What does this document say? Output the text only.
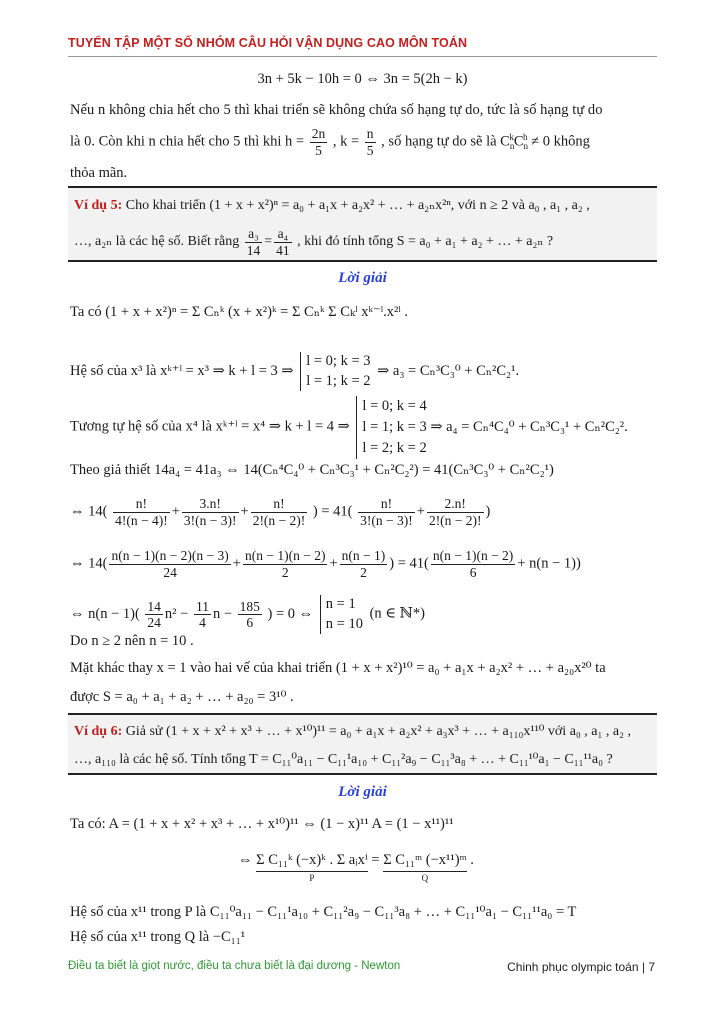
TUYỂN TẬP MỘT SỐ NHÓM CÂU HỎI VẬN DỤNG CAO MÔN TOÁN
3n + 5k − 10h = 0 ⇔ 3n = 5(2h − k)
Nếu n không chia hết cho 5 thì khai triển sẽ không chứa số hạng tự do, tức là số hạng tự do
là 0. Còn khi n chia hết cho 5 thì khi $h = \frac{2n}{5}$ , $k = \frac{n}{5}$ , số hạng tự do sẽ là $C_n^kC_n^h \ne 0$ không
thỏa mãn.
Ví dụ 5: Cho khai triển (1 + x + x²)ⁿ = a₀ + a₁x + a₂x² + … + a₂ₙx²ⁿ, với n ≥ 2 và a₀ , a₁ , a₂ ,
…, a₂ₙ là các hệ số. Biết rằng $\frac{\text{a₃}}{14} = \frac{\text{a₄}}{41}$ , khi đó tính tổng S = a₀ + a₁ + a₂ + … + a₂ₙ ?
Lời giải
Ta có (1 + x + x²)ⁿ = Σ Cₙᵏ (x + x²)ᵏ = Σ Cₙᵏ Σ Cₖˡ xᵏ⁻ˡ.x²ˡ .
Hệ số của x³ là xᵏ⁺ˡ = x³ ⇒ k + l = 3 ⇒
l = 0; k = 3
l = 1; k = 2
⇒ a₃ = Cₙ³C₃⁰ + Cₙ²C₂¹.
Tương tự hệ số của x⁴ là xᵏ⁺ˡ = x⁴ ⇒ k + l = 4 ⇒
l = 0; k = 4
l = 1; k = 3 ⇒ a₄ = Cₙ⁴C₄⁰ + Cₙ³C₃¹ + Cₙ²C₂².
l = 2; k = 2
Theo giả thiết 14a₄ = 41a₃ ⇔ 14(Cₙ⁴C₄⁰ + Cₙ³C₃¹ + Cₙ²C₂²) = 41(Cₙ³C₃⁰ + Cₙ²C₂¹)
⇔ $14( \frac{n!}{4!(n - 4)!} + \frac{3.n!}{3!(n - 3)!} + \frac{n!}{2!(n - 2)!}$ ) = $41( \frac{n!}{3!(n - 3)!} + \frac{2.n!}{2!(n - 2)!}$ )
⇔ $14( \frac{n(n - 1)(n - 2)(n - 3)}{24} + \frac{n(n - 1)(n - 2)}{2} + \frac{n(n - 1)}{2}$ ) = $41( \frac{n(n - 1)(n - 2)}{6} + n(n - 1))$
⇔ $n(n - 1)( \frac{14}{24} n^2 - \frac{11}{4}$ $n - \frac{185}{6}$ ) = 0 ⇔
n = 1
n = 10
(n ∈ ℕ*)
Do n ≥ 2 nên n = 10 .
Mặt khác thay x = 1 vào hai vế của khai triển (1 + x + x²)¹⁰ = a₀ + a₁x + a₂x² + … + a₂₀x²⁰ ta
được S = a₀ + a₁ + a₂ + … + a₂₀ = 3¹⁰ .
Ví dụ 6: Giả sử (1 + x + x² + x³ + … + x¹⁰)¹¹ = a₀ + a₁x + a₂x² + a₃x³ + … + a₁₁₀x¹¹⁰ với a₀ , a₁ , a₂ ,
…, a₁₁₀ là các hệ số. Tính tổng T = C₁₁⁰a₁₁ − C₁₁¹a₁₀ + C₁₁²a₉ − C₁₁³a₈ + … + C₁₁¹⁰a₁ − C₁₁¹¹a₀ ?
Lời giải
Ta có: A = (1 + x + x² + x³ + … + x¹⁰)¹¹ ⇔ (1 − x)¹¹ A = (1 − x¹¹)¹¹
⇔ Σ C₁₁ᵏ (−x)ᵏ . Σ aᵢxⁱ
P
= Σ C₁₁ᵐ (−x¹¹)ᵐ
Q
.
Hệ số của x¹¹ trong P là C₁₁⁰a₁₁ − C₁₁¹a₁₀ + C₁₁²a₉ − C₁₁³a₈ + … + C₁₁¹⁰a₁ − C₁₁¹¹a₀ = T
Hệ số của x¹¹ trong Q là −C₁₁¹
Điều ta biết là giọt nước, điều ta chưa biết là đại dương - Newton	Chinh phục olympic toán | 7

========================

- **What the exercise asks**
All of the data above should be quoted exactly, except for the pictures.

- **The reply**
What does this document say? Output the text only.
TUYỂN TẬP MỘT SỐ NHÓM CÂU HỎI VẬN DỤNG CAO MÔN TOÁN
3n + 5k − 10h = 0 ⇔ 3n = 5(2h − k)
Nếu n không chia hết cho 5 thì khai triển sẽ không chứa số hạng tự do, tức là số hạng tự do
là 0. Còn khi n chia hết cho 5 thì khi $h = \frac{2n}{5}$ , $k = \frac{n}{5}$ , số hạng tự do sẽ là $C_n^kC_n^h \ne 0$ không
thỏa mãn.
Ví dụ 5: Cho khai triển (1 + x + x²)ⁿ = a₀ + a₁x + a₂x² + … + a₂ₙx²ⁿ, với n ≥ 2 và a₀ , a₁ , a₂ ,
…, a₂ₙ là các hệ số. Biết rằng $\frac{\text{a₃}}{14} = \frac{\text{a₄}}{41}$ , khi đó tính tổng S = a₀ + a₁ + a₂ + … + a₂ₙ ?
Lời giải
Ta có (1 + x + x²)ⁿ = Σ Cₙᵏ (x + x²)ᵏ = Σ Cₙᵏ Σ Cₖˡ xᵏ⁻ˡ.x²ˡ .
Hệ số của x³ là xᵏ⁺ˡ = x³ ⇒ k + l = 3 ⇒
l = 0; k = 3
l = 1; k = 2
⇒ a₃ = Cₙ³C₃⁰ + Cₙ²C₂¹.
Tương tự hệ số của x⁴ là xᵏ⁺ˡ = x⁴ ⇒ k + l = 4 ⇒
l = 0; k = 4
l = 1; k = 3 ⇒ a₄ = Cₙ⁴C₄⁰ + Cₙ³C₃¹ + Cₙ²C₂².
l = 2; k = 2
Theo giả thiết 14a₄ = 41a₃ ⇔ 14(Cₙ⁴C₄⁰ + Cₙ³C₃¹ + Cₙ²C₂²) = 41(Cₙ³C₃⁰ + Cₙ²C₂¹)
⇔ $14( \frac{n!}{4!(n - 4)!} + \frac{3.n!}{3!(n - 3)!} + \frac{n!}{2!(n - 2)!}$ ) = $41( \frac{n!}{3!(n - 3)!} + \frac{2.n!}{2!(n - 2)!}$ )
⇔ $14( \frac{n(n - 1)(n - 2)(n - 3)}{24} + \frac{n(n - 1)(n - 2)}{2} + \frac{n(n - 1)}{2}$ ) = $41( \frac{n(n - 1)(n - 2)}{6} + n(n - 1))$
⇔ $n(n - 1)( \frac{14}{24} n^2 - \frac{11}{4}$ $n - \frac{185}{6}$ ) = 0 ⇔
n = 1
n = 10
(n ∈ ℕ*)
Do n ≥ 2 nên n = 10 .
Mặt khác thay x = 1 vào hai vế của khai triển (1 + x + x²)¹⁰ = a₀ + a₁x + a₂x² + … + a₂₀x²⁰ ta
được S = a₀ + a₁ + a₂ + … + a₂₀ = 3¹⁰ .
Ví dụ 6: Giả sử (1 + x + x² + x³ + … + x¹⁰)¹¹ = a₀ + a₁x + a₂x² + a₃x³ + … + a₁₁₀x¹¹⁰ với a₀ , a₁ , a₂ ,
…, a₁₁₀ là các hệ số. Tính tổng T = C₁₁⁰a₁₁ − C₁₁¹a₁₀ + C₁₁²a₉ − C₁₁³a₈ + … + C₁₁¹⁰a₁ − C₁₁¹¹a₀ ?
Lời giải
Ta có: A = (1 + x + x² + x³ + … + x¹⁰)¹¹ ⇔ (1 − x)¹¹ A = (1 − x¹¹)¹¹
⇔ Σ C₁₁ᵏ (−x)ᵏ . Σ aᵢxⁱ
P
= Σ C₁₁ᵐ (−x¹¹)ᵐ
Q
.
Hệ số của x¹¹ trong P là C₁₁⁰a₁₁ − C₁₁¹a₁₀ + C₁₁²a₉ − C₁₁³a₈ + … + C₁₁¹⁰a₁ − C₁₁¹¹a₀ = T
Hệ số của x¹¹ trong Q là −C₁₁¹
Điều ta biết là giọt nước, điều ta chưa biết là đại dương - Newton	Chinh phục olympic toán | 7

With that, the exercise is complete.